* Begin EXERCISE INPUTS *

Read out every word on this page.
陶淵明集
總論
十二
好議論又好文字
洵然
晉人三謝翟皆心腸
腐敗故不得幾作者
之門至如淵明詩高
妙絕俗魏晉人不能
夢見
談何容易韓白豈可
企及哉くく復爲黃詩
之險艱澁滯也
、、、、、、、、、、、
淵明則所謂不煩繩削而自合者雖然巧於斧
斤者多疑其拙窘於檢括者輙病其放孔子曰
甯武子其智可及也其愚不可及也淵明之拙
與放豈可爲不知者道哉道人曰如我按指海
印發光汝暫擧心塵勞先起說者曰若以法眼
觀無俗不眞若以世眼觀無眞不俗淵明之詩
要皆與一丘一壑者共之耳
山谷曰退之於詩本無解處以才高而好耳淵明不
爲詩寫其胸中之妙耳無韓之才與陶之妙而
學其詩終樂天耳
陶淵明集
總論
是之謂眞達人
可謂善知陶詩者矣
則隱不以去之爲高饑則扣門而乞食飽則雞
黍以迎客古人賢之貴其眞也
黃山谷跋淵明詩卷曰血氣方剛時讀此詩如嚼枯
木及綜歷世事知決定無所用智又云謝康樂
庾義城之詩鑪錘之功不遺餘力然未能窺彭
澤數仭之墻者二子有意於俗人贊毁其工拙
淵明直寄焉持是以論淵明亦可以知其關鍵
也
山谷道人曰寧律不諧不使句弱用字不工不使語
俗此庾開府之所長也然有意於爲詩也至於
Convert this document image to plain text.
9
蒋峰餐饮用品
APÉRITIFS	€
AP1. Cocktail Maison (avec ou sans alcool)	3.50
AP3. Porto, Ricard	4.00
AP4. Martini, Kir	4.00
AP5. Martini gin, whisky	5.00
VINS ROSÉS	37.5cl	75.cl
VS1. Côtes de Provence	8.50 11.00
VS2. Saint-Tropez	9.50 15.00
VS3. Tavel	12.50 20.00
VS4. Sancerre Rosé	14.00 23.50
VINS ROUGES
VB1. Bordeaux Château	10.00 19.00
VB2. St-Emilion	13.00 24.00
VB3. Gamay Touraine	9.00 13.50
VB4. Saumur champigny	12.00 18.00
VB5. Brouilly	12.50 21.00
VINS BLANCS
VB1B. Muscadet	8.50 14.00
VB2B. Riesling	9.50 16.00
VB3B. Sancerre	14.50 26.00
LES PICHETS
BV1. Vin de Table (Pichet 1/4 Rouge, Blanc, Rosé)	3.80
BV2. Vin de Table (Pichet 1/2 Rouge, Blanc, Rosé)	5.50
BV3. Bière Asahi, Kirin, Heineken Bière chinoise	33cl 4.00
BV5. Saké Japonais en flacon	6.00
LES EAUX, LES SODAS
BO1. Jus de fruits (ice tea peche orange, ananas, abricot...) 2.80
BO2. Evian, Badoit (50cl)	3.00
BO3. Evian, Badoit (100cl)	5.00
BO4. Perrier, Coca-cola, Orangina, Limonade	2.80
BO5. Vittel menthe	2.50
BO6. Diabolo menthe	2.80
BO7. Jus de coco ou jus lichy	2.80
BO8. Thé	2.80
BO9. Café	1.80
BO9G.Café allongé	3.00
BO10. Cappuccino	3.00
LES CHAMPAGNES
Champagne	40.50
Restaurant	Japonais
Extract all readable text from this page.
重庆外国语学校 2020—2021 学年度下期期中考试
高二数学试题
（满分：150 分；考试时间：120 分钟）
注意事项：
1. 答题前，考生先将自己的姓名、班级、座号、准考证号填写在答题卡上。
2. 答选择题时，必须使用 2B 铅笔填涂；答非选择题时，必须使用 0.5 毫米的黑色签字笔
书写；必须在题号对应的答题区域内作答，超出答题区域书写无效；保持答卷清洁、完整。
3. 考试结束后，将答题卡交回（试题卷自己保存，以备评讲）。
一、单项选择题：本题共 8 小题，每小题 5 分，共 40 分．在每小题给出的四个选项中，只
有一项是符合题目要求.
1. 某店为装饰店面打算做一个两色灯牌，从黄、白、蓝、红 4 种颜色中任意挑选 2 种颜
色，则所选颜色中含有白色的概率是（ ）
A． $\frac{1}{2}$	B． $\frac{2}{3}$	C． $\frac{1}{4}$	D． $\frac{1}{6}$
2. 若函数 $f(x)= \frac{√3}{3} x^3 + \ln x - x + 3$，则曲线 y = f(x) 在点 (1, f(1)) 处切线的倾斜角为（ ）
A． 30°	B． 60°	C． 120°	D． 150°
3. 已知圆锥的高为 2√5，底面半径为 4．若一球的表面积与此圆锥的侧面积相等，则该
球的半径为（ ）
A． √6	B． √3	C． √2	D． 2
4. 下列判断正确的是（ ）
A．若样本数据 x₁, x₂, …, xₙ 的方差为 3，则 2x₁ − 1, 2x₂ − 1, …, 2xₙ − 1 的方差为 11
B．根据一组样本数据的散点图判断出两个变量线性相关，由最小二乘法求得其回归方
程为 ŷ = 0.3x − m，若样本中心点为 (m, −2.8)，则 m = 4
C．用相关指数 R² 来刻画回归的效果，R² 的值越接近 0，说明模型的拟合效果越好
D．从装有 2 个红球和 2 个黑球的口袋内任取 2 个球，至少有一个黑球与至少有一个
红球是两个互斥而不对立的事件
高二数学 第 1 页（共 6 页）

* End EXERCISE INPUTS *

Go through the material above line by line and copy it exactly.

Read out every word on this page.
陶淵明集
總論
十二
好議論又好文字
洵然
晉人三謝翟皆心腸
腐敗故不得幾作者
之門至如淵明詩高
妙絕俗魏晉人不能
夢見
談何容易韓白豈可
企及哉くく復爲黃詩
之險艱澁滯也
、、、、、、、、、、、
淵明則所謂不煩繩削而自合者雖然巧於斧
斤者多疑其拙窘於檢括者輙病其放孔子曰
甯武子其智可及也其愚不可及也淵明之拙
與放豈可爲不知者道哉道人曰如我按指海
印發光汝暫擧心塵勞先起說者曰若以法眼
觀無俗不眞若以世眼觀無眞不俗淵明之詩
要皆與一丘一壑者共之耳
山谷曰退之於詩本無解處以才高而好耳淵明不
爲詩寫其胸中之妙耳無韓之才與陶之妙而
學其詩終樂天耳
陶淵明集
總論
是之謂眞達人
可謂善知陶詩者矣
則隱不以去之爲高饑則扣門而乞食飽則雞
黍以迎客古人賢之貴其眞也
黃山谷跋淵明詩卷曰血氣方剛時讀此詩如嚼枯
木及綜歷世事知決定無所用智又云謝康樂
庾義城之詩鑪錘之功不遺餘力然未能窺彭
澤數仭之墻者二子有意於俗人贊毁其工拙
淵明直寄焉持是以論淵明亦可以知其關鍵
也
山谷道人曰寧律不諧不使句弱用字不工不使語
俗此庾開府之所長也然有意於爲詩也至於
Convert this document image to plain text.
9
蒋峰餐饮用品
APÉRITIFS	€
AP1. Cocktail Maison (avec ou sans alcool)	3.50
AP3. Porto, Ricard	4.00
AP4. Martini, Kir	4.00
AP5. Martini gin, whisky	5.00
VINS ROSÉS	37.5cl	75.cl
VS1. Côtes de Provence	8.50 11.00
VS2. Saint-Tropez	9.50 15.00
VS3. Tavel	12.50 20.00
VS4. Sancerre Rosé	14.00 23.50
VINS ROUGES
VB1. Bordeaux Château	10.00 19.00
VB2. St-Emilion	13.00 24.00
VB3. Gamay Touraine	9.00 13.50
VB4. Saumur champigny	12.00 18.00
VB5. Brouilly	12.50 21.00
VINS BLANCS
VB1B. Muscadet	8.50 14.00
VB2B. Riesling	9.50 16.00
VB3B. Sancerre	14.50 26.00
LES PICHETS
BV1. Vin de Table (Pichet 1/4 Rouge, Blanc, Rosé)	3.80
BV2. Vin de Table (Pichet 1/2 Rouge, Blanc, Rosé)	5.50
BV3. Bière Asahi, Kirin, Heineken Bière chinoise	33cl 4.00
BV5. Saké Japonais en flacon	6.00
LES EAUX, LES SODAS
BO1. Jus de fruits (ice tea peche orange, ananas, abricot...) 2.80
BO2. Evian, Badoit (50cl)	3.00
BO3. Evian, Badoit (100cl)	5.00
BO4. Perrier, Coca-cola, Orangina, Limonade	2.80
BO5. Vittel menthe	2.50
BO6. Diabolo menthe	2.80
BO7. Jus de coco ou jus lichy	2.80
BO8. Thé	2.80
BO9. Café	1.80
BO9G.Café allongé	3.00
BO10. Cappuccino	3.00
LES CHAMPAGNES
Champagne	40.50
Restaurant	Japonais
Extract all readable text from this page.
重庆外国语学校 2020—2021 学年度下期期中考试
高二数学试题
（满分：150 分；考试时间：120 分钟）
注意事项：
1. 答题前，考生先将自己的姓名、班级、座号、准考证号填写在答题卡上。
2. 答选择题时，必须使用 2B 铅笔填涂；答非选择题时，必须使用 0.5 毫米的黑色签字笔
书写；必须在题号对应的答题区域内作答，超出答题区域书写无效；保持答卷清洁、完整。
3. 考试结束后，将答题卡交回（试题卷自己保存，以备评讲）。
一、单项选择题：本题共 8 小题，每小题 5 分，共 40 分．在每小题给出的四个选项中，只
有一项是符合题目要求.
1. 某店为装饰店面打算做一个两色灯牌，从黄、白、蓝、红 4 种颜色中任意挑选 2 种颜
色，则所选颜色中含有白色的概率是（ ）
A． $\frac{1}{2}$	B． $\frac{2}{3}$	C． $\frac{1}{4}$	D． $\frac{1}{6}$
2. 若函数 $f(x)= \frac{√3}{3} x^3 + \ln x - x + 3$，则曲线 y = f(x) 在点 (1, f(1)) 处切线的倾斜角为（ ）
A． 30°	B． 60°	C． 120°	D． 150°
3. 已知圆锥的高为 2√5，底面半径为 4．若一球的表面积与此圆锥的侧面积相等，则该
球的半径为（ ）
A． √6	B． √3	C． √2	D． 2
4. 下列判断正确的是（ ）
A．若样本数据 x₁, x₂, …, xₙ 的方差为 3，则 2x₁ − 1, 2x₂ − 1, …, 2xₙ − 1 的方差为 11
B．根据一组样本数据的散点图判断出两个变量线性相关，由最小二乘法求得其回归方
程为 ŷ = 0.3x − m，若样本中心点为 (m, −2.8)，则 m = 4
C．用相关指数 R² 来刻画回归的效果，R² 的值越接近 0，说明模型的拟合效果越好
D．从装有 2 个红球和 2 个黑球的口袋内任取 2 个球，至少有一个黑球与至少有一个
红球是两个互斥而不对立的事件
高二数学 第 1 页（共 6 页）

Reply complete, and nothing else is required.